>>>

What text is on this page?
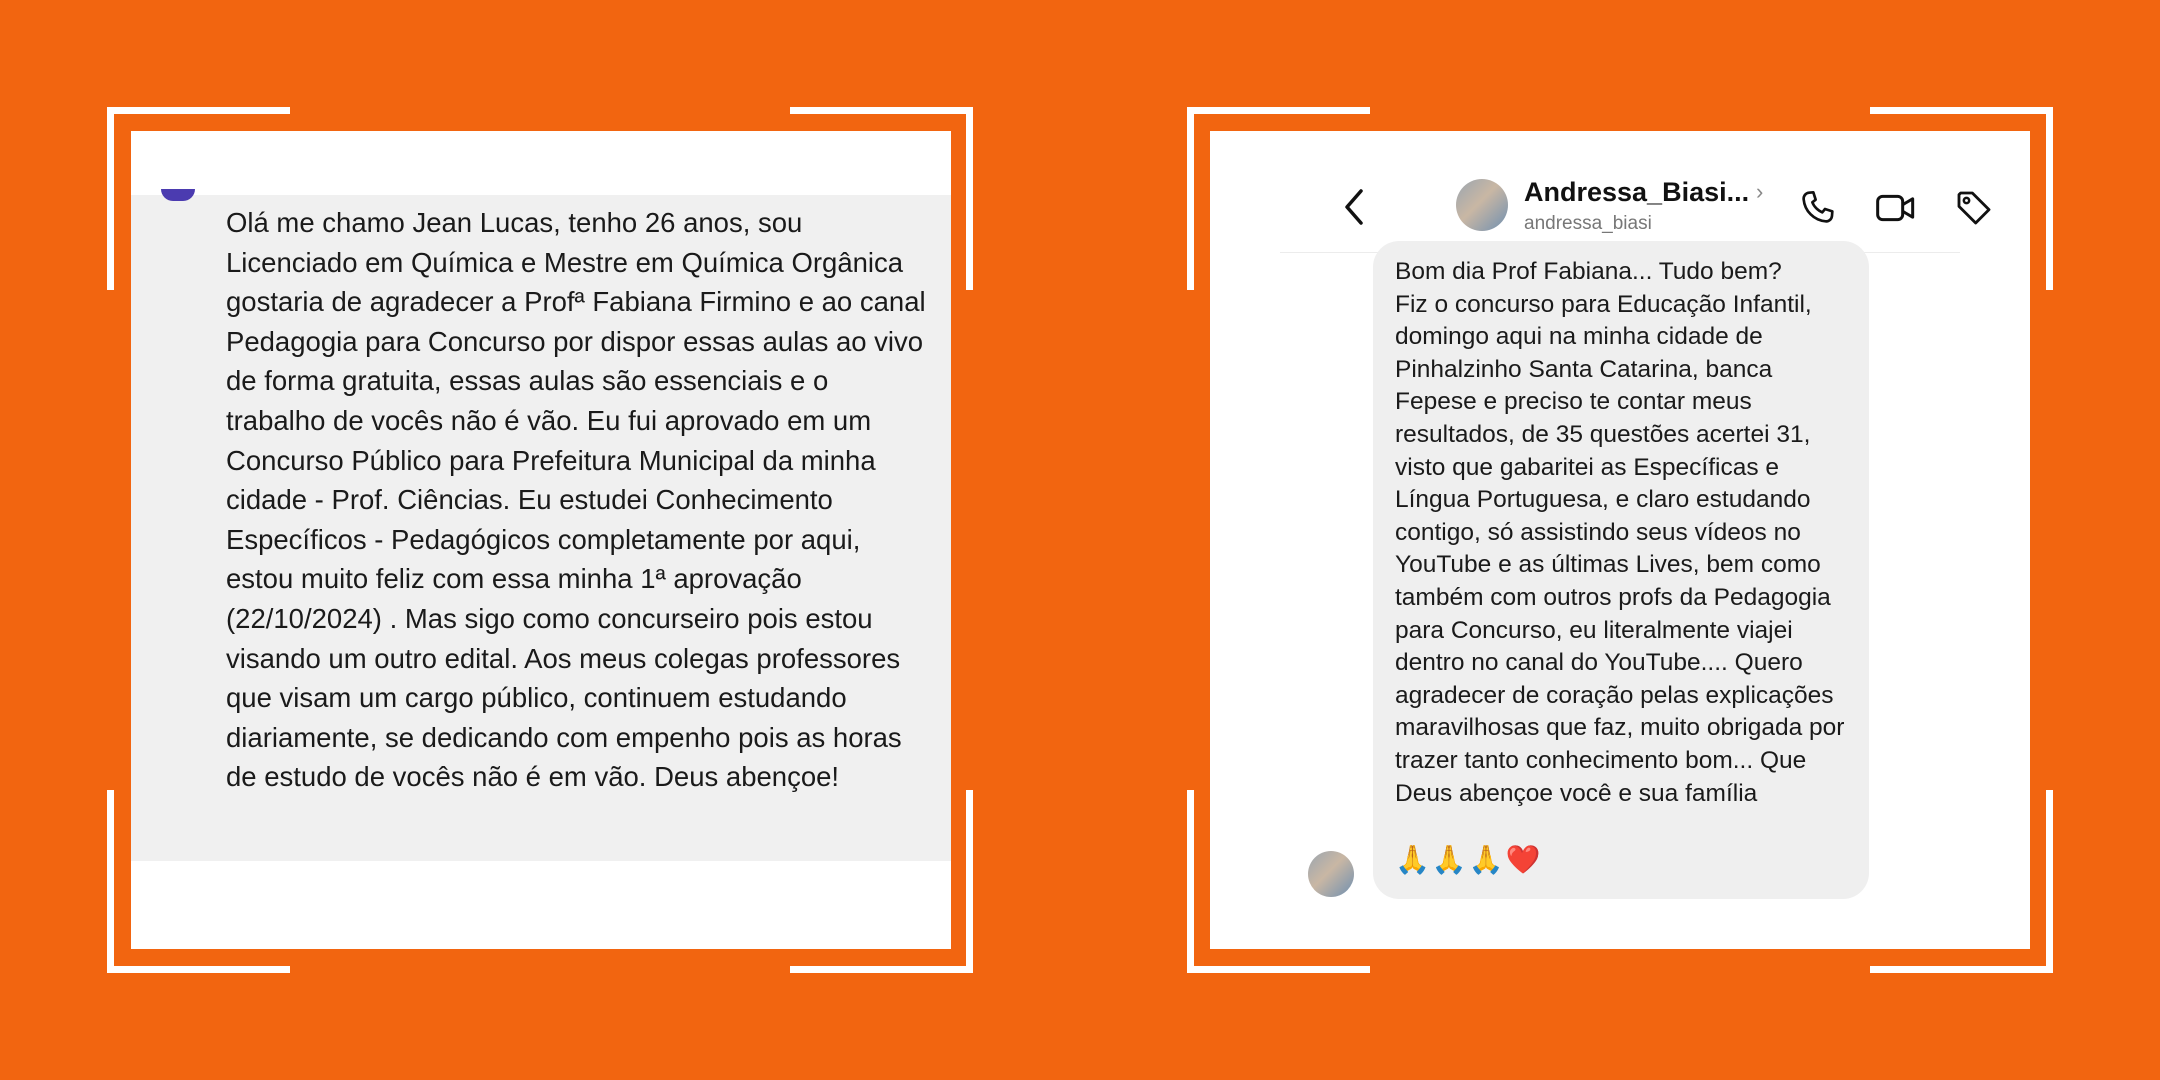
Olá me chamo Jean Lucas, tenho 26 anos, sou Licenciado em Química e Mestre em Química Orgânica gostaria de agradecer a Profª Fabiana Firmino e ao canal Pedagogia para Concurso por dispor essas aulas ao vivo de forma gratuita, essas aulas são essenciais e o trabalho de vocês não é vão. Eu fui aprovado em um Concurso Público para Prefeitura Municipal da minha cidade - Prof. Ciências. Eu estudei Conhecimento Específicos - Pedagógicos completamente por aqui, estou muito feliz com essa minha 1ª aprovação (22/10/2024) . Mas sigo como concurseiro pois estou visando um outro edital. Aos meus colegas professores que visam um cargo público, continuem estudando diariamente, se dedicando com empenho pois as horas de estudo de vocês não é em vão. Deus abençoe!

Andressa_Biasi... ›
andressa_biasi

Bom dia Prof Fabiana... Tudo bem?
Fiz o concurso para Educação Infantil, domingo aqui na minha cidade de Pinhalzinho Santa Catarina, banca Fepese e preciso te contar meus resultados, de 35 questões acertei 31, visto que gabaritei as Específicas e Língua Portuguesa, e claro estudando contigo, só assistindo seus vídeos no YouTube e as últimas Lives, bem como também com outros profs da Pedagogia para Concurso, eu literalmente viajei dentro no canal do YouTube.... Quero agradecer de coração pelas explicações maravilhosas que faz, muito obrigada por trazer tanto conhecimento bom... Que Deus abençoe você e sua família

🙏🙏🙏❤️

<<<

- **Directive**: Print the complete listing exactly, apart from any pictures.

- **Solution for this exercise**:
What text is on this page?
Olá me chamo Jean Lucas, tenho 26 anos, sou Licenciado em Química e Mestre em Química Orgânica gostaria de agradecer a Profª Fabiana Firmino e ao canal Pedagogia para Concurso por dispor essas aulas ao vivo de forma gratuita, essas aulas são essenciais e o trabalho de vocês não é vão. Eu fui aprovado em um Concurso Público para Prefeitura Municipal da minha cidade - Prof. Ciências. Eu estudei Conhecimento Específicos - Pedagógicos completamente por aqui, estou muito feliz com essa minha 1ª aprovação (22/10/2024) . Mas sigo como concurseiro pois estou visando um outro edital. Aos meus colegas professores que visam um cargo público, continuem estudando diariamente, se dedicando com empenho pois as horas de estudo de vocês não é em vão. Deus abençoe!

Andressa_Biasi... ›
andressa_biasi

Bom dia Prof Fabiana... Tudo bem?
Fiz o concurso para Educação Infantil, domingo aqui na minha cidade de Pinhalzinho Santa Catarina, banca Fepese e preciso te contar meus resultados, de 35 questões acertei 31, visto que gabaritei as Específicas e Língua Portuguesa, e claro estudando contigo, só assistindo seus vídeos no YouTube e as últimas Lives, bem como também com outros profs da Pedagogia para Concurso, eu literalmente viajei dentro no canal do YouTube.... Quero agradecer de coração pelas explicações maravilhosas que faz, muito obrigada por trazer tanto conhecimento bom... Que Deus abençoe você e sua família

🙏🙏🙏❤️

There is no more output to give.